**WHAT THE TASK ASKS**
Copy out every line of the material below that contains the word "Market", matching uppercase and lowercase exactly.

**SUPPLIED RECORDS**

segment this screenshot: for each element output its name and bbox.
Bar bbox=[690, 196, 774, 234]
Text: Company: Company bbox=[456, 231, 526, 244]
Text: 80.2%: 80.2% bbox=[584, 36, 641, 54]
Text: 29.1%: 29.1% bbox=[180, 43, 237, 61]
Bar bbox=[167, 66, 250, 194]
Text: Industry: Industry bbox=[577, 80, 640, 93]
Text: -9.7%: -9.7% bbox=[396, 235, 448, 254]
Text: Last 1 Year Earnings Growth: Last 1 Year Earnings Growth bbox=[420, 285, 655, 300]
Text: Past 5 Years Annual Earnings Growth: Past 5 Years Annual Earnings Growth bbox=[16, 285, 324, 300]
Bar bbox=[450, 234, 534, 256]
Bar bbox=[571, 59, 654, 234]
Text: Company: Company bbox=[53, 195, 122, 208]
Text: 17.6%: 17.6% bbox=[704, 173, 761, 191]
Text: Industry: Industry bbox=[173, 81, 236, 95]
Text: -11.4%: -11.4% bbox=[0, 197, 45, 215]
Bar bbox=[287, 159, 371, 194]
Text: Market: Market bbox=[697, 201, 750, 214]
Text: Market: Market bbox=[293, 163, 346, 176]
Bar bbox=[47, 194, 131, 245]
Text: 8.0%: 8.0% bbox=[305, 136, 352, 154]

**EXERCISE RESPONSE**
Text: Market: Market bbox=[697, 201, 750, 214]
Text: Market: Market bbox=[293, 163, 346, 176]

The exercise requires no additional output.